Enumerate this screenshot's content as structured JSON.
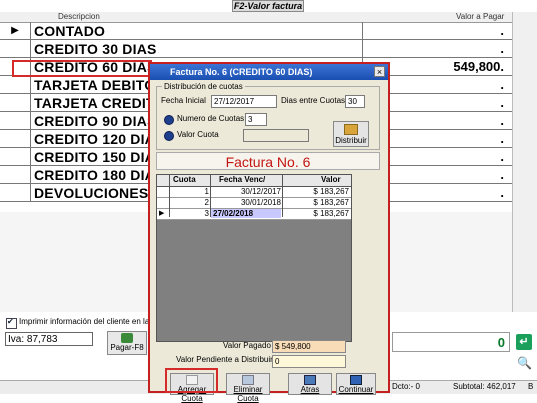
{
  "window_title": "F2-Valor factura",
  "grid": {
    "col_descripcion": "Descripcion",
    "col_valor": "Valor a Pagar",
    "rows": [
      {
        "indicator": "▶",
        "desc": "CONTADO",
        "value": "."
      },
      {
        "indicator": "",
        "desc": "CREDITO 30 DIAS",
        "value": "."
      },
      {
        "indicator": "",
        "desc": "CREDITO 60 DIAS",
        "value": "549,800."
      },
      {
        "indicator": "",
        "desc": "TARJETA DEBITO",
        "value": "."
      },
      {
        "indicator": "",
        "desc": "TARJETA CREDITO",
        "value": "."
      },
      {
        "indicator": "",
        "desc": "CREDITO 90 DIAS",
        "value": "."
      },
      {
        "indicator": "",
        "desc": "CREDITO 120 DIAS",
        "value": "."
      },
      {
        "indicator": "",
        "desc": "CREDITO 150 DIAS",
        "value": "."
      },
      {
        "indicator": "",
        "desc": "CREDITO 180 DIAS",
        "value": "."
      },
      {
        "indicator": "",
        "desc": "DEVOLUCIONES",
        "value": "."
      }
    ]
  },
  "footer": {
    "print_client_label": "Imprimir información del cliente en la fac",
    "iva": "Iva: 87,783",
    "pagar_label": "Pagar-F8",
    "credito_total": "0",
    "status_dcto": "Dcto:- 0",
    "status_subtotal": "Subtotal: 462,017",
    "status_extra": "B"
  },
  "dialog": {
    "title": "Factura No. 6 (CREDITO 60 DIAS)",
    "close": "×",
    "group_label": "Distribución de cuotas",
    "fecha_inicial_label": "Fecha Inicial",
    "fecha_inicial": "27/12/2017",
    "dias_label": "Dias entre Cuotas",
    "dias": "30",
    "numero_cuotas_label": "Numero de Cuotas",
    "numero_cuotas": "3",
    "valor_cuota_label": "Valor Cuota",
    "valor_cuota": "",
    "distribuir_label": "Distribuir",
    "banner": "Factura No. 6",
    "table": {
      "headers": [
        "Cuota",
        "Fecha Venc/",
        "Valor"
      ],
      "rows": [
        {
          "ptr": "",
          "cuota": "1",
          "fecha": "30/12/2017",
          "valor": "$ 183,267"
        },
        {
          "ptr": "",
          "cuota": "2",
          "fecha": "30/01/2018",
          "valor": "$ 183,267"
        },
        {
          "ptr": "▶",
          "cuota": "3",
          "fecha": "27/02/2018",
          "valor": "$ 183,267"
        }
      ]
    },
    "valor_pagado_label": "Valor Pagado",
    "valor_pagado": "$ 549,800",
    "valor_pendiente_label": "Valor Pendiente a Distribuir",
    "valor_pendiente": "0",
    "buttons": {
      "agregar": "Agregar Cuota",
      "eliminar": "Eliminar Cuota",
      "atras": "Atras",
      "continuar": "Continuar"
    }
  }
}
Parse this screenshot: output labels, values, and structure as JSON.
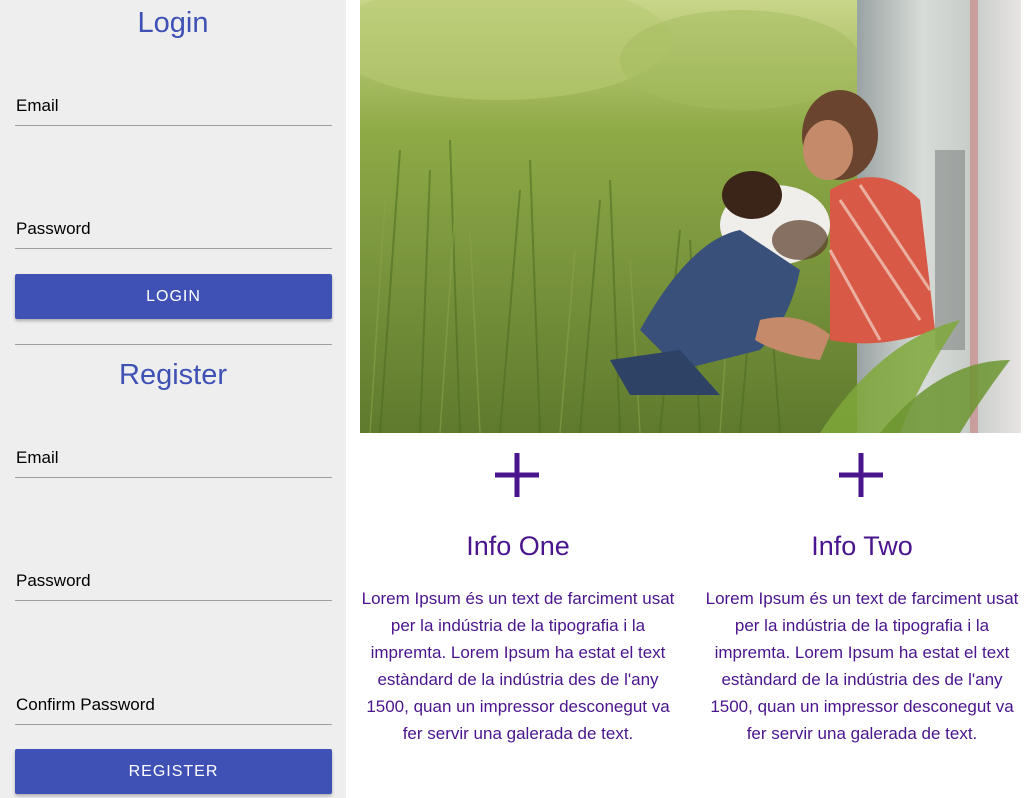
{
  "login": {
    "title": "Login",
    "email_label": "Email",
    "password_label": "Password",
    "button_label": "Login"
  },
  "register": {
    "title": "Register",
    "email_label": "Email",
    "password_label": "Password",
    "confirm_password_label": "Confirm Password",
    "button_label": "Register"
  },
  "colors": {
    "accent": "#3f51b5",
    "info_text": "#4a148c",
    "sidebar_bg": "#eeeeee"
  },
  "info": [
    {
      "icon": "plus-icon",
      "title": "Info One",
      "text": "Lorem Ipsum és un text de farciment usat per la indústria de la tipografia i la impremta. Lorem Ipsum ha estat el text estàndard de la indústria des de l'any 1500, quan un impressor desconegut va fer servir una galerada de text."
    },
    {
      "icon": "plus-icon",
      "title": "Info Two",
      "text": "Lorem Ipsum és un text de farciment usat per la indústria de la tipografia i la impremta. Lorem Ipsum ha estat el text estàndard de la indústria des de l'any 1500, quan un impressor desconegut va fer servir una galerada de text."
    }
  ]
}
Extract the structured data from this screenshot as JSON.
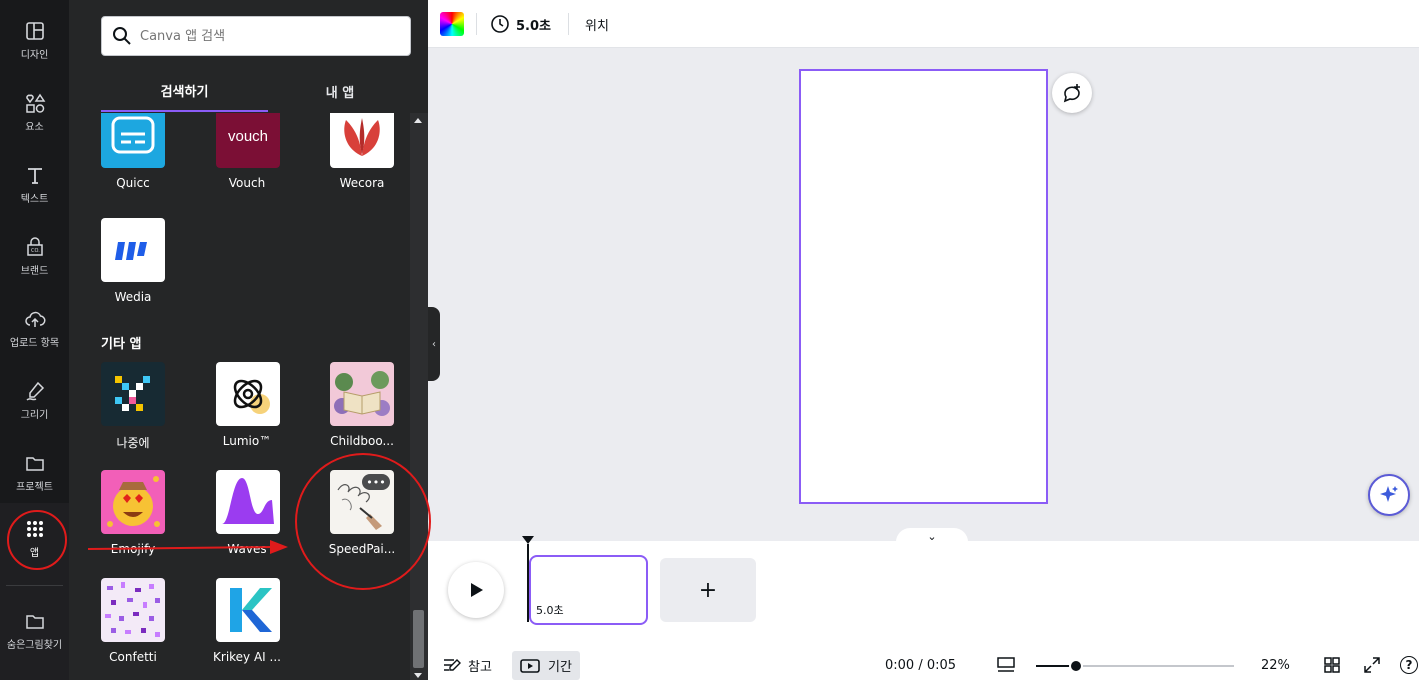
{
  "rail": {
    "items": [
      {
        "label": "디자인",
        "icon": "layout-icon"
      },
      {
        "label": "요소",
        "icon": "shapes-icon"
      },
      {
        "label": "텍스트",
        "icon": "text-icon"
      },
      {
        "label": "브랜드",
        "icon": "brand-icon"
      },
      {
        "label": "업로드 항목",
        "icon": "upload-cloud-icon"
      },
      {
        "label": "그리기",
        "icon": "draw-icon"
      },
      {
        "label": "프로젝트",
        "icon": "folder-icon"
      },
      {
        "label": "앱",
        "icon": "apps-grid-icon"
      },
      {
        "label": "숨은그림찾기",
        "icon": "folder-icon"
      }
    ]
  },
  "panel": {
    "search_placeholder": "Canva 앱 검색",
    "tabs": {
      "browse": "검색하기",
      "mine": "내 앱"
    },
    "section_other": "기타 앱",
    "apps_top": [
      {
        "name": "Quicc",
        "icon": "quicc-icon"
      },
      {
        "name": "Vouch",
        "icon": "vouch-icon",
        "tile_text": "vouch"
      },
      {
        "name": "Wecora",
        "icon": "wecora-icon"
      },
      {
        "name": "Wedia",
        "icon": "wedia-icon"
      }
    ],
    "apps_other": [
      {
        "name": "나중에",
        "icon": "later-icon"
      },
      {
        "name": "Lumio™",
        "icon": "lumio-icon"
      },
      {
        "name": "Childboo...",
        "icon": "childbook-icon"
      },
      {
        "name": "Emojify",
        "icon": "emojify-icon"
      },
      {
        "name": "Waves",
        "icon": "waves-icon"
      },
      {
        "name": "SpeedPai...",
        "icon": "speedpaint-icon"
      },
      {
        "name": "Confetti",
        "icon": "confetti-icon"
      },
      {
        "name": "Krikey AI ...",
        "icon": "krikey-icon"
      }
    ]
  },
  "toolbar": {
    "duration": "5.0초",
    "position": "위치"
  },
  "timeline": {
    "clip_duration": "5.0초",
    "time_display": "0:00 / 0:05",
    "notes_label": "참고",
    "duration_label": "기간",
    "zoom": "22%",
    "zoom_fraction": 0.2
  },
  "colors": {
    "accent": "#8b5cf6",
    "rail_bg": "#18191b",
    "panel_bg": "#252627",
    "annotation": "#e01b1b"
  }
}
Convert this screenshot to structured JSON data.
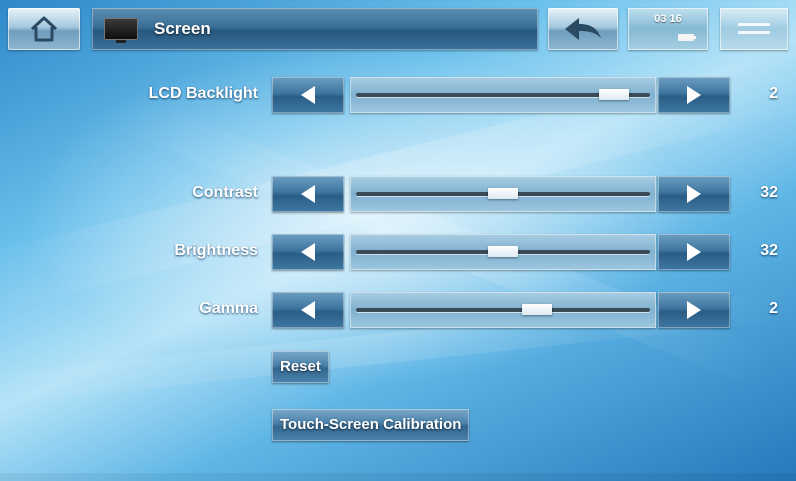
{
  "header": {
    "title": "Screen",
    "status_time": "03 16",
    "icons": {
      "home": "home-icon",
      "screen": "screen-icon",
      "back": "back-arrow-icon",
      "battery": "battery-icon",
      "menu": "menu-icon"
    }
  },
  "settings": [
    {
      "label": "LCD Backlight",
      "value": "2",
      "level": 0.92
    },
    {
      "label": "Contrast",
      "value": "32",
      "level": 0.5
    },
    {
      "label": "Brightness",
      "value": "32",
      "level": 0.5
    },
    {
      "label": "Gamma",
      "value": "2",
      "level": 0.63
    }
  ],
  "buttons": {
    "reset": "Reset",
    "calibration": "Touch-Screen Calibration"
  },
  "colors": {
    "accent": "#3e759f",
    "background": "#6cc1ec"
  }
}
========================================================================
* **Task prompt**
Every entry should be returned exactly as written, minus the pictures.

* **Answer to the problem**
Enumerate this screenshot's content as structured JSON.
{
  "window_title": "F2-Valor factura",
  "grid": {
    "col_descripcion": "Descripcion",
    "col_valor": "Valor a Pagar",
    "rows": [
      {
        "indicator": "▶",
        "desc": "CONTADO",
        "value": "."
      },
      {
        "indicator": "",
        "desc": "CREDITO 30 DIAS",
        "value": "."
      },
      {
        "indicator": "",
        "desc": "CREDITO 60 DIAS",
        "value": "549,800."
      },
      {
        "indicator": "",
        "desc": "TARJETA DEBITO",
        "value": "."
      },
      {
        "indicator": "",
        "desc": "TARJETA CREDITO",
        "value": "."
      },
      {
        "indicator": "",
        "desc": "CREDITO 90 DIAS",
        "value": "."
      },
      {
        "indicator": "",
        "desc": "CREDITO 120 DIAS",
        "value": "."
      },
      {
        "indicator": "",
        "desc": "CREDITO 150 DIAS",
        "value": "."
      },
      {
        "indicator": "",
        "desc": "CREDITO 180 DIAS",
        "value": "."
      },
      {
        "indicator": "",
        "desc": "DEVOLUCIONES",
        "value": "."
      }
    ]
  },
  "footer": {
    "print_client_label": "Imprimir información del cliente en la fac",
    "iva": "Iva: 87,783",
    "pagar_label": "Pagar-F8",
    "credito_total": "0",
    "status_dcto": "Dcto:- 0",
    "status_subtotal": "Subtotal: 462,017",
    "status_extra": "B"
  },
  "dialog": {
    "title": "Factura No. 6 (CREDITO 60 DIAS)",
    "close": "×",
    "group_label": "Distribución de cuotas",
    "fecha_inicial_label": "Fecha Inicial",
    "fecha_inicial": "27/12/2017",
    "dias_label": "Dias entre Cuotas",
    "dias": "30",
    "numero_cuotas_label": "Numero de Cuotas",
    "numero_cuotas": "3",
    "valor_cuota_label": "Valor Cuota",
    "valor_cuota": "",
    "distribuir_label": "Distribuir",
    "banner": "Factura No. 6",
    "table": {
      "headers": [
        "Cuota",
        "Fecha Venc/",
        "Valor"
      ],
      "rows": [
        {
          "ptr": "",
          "cuota": "1",
          "fecha": "30/12/2017",
          "valor": "$ 183,267"
        },
        {
          "ptr": "",
          "cuota": "2",
          "fecha": "30/01/2018",
          "valor": "$ 183,267"
        },
        {
          "ptr": "▶",
          "cuota": "3",
          "fecha": "27/02/2018",
          "valor": "$ 183,267"
        }
      ]
    },
    "valor_pagado_label": "Valor Pagado",
    "valor_pagado": "$ 549,800",
    "valor_pendiente_label": "Valor Pendiente a Distribuir",
    "valor_pendiente": "0",
    "buttons": {
      "agregar": "Agregar Cuota",
      "eliminar": "Eliminar Cuota",
      "atras": "Atras",
      "continuar": "Continuar"
    }
  }
}
Parse this screenshot: output labels, values, and structure as JSON.
{
  "login": {
    "title": "Login",
    "email_label": "Email",
    "password_label": "Password",
    "button_label": "Login"
  },
  "register": {
    "title": "Register",
    "email_label": "Email",
    "password_label": "Password",
    "confirm_password_label": "Confirm Password",
    "button_label": "Register"
  },
  "colors": {
    "accent": "#3f51b5",
    "info_text": "#4a148c",
    "sidebar_bg": "#eeeeee"
  },
  "info": [
    {
      "icon": "plus-icon",
      "title": "Info One",
      "text": "Lorem Ipsum és un text de farciment usat per la indústria de la tipografia i la impremta. Lorem Ipsum ha estat el text estàndard de la indústria des de l'any 1500, quan un impressor desconegut va fer servir una galerada de text."
    },
    {
      "icon": "plus-icon",
      "title": "Info Two",
      "text": "Lorem Ipsum és un text de farciment usat per la indústria de la tipografia i la impremta. Lorem Ipsum ha estat el text estàndard de la indústria des de l'any 1500, quan un impressor desconegut va fer servir una galerada de text."
    }
  ]
}
Extract the structured data from this screenshot as JSON.
{
  "rail": {
    "items": [
      {
        "label": "디자인",
        "icon": "layout-icon"
      },
      {
        "label": "요소",
        "icon": "shapes-icon"
      },
      {
        "label": "텍스트",
        "icon": "text-icon"
      },
      {
        "label": "브랜드",
        "icon": "brand-icon"
      },
      {
        "label": "업로드 항목",
        "icon": "upload-cloud-icon"
      },
      {
        "label": "그리기",
        "icon": "draw-icon"
      },
      {
        "label": "프로젝트",
        "icon": "folder-icon"
      },
      {
        "label": "앱",
        "icon": "apps-grid-icon"
      },
      {
        "label": "숨은그림찾기",
        "icon": "folder-icon"
      }
    ]
  },
  "panel": {
    "search_placeholder": "Canva 앱 검색",
    "tabs": {
      "browse": "검색하기",
      "mine": "내 앱"
    },
    "section_other": "기타 앱",
    "apps_top": [
      {
        "name": "Quicc",
        "icon": "quicc-icon"
      },
      {
        "name": "Vouch",
        "icon": "vouch-icon",
        "tile_text": "vouch"
      },
      {
        "name": "Wecora",
        "icon": "wecora-icon"
      },
      {
        "name": "Wedia",
        "icon": "wedia-icon"
      }
    ],
    "apps_other": [
      {
        "name": "나중에",
        "icon": "later-icon"
      },
      {
        "name": "Lumio™",
        "icon": "lumio-icon"
      },
      {
        "name": "Childboo...",
        "icon": "childbook-icon"
      },
      {
        "name": "Emojify",
        "icon": "emojify-icon"
      },
      {
        "name": "Waves",
        "icon": "waves-icon"
      },
      {
        "name": "SpeedPai...",
        "icon": "speedpaint-icon"
      },
      {
        "name": "Confetti",
        "icon": "confetti-icon"
      },
      {
        "name": "Krikey AI ...",
        "icon": "krikey-icon"
      }
    ]
  },
  "toolbar": {
    "duration": "5.0초",
    "position": "위치"
  },
  "timeline": {
    "clip_duration": "5.0초",
    "time_display": "0:00 / 0:05",
    "notes_label": "참고",
    "duration_label": "기간",
    "zoom": "22%",
    "zoom_fraction": 0.2
  },
  "colors": {
    "accent": "#8b5cf6",
    "rail_bg": "#18191b",
    "panel_bg": "#252627",
    "annotation": "#e01b1b"
  }
}
Convert this screenshot to structured JSON data.
{
  "header": {
    "title": "Screen",
    "status_time": "03 16",
    "icons": {
      "home": "home-icon",
      "screen": "screen-icon",
      "back": "back-arrow-icon",
      "battery": "battery-icon",
      "menu": "menu-icon"
    }
  },
  "settings": [
    {
      "label": "LCD Backlight",
      "value": "2",
      "level": 0.92
    },
    {
      "label": "Contrast",
      "value": "32",
      "level": 0.5
    },
    {
      "label": "Brightness",
      "value": "32",
      "level": 0.5
    },
    {
      "label": "Gamma",
      "value": "2",
      "level": 0.63
    }
  ],
  "buttons": {
    "reset": "Reset",
    "calibration": "Touch-Screen Calibration"
  },
  "colors": {
    "accent": "#3e759f",
    "background": "#6cc1ec"
  }
}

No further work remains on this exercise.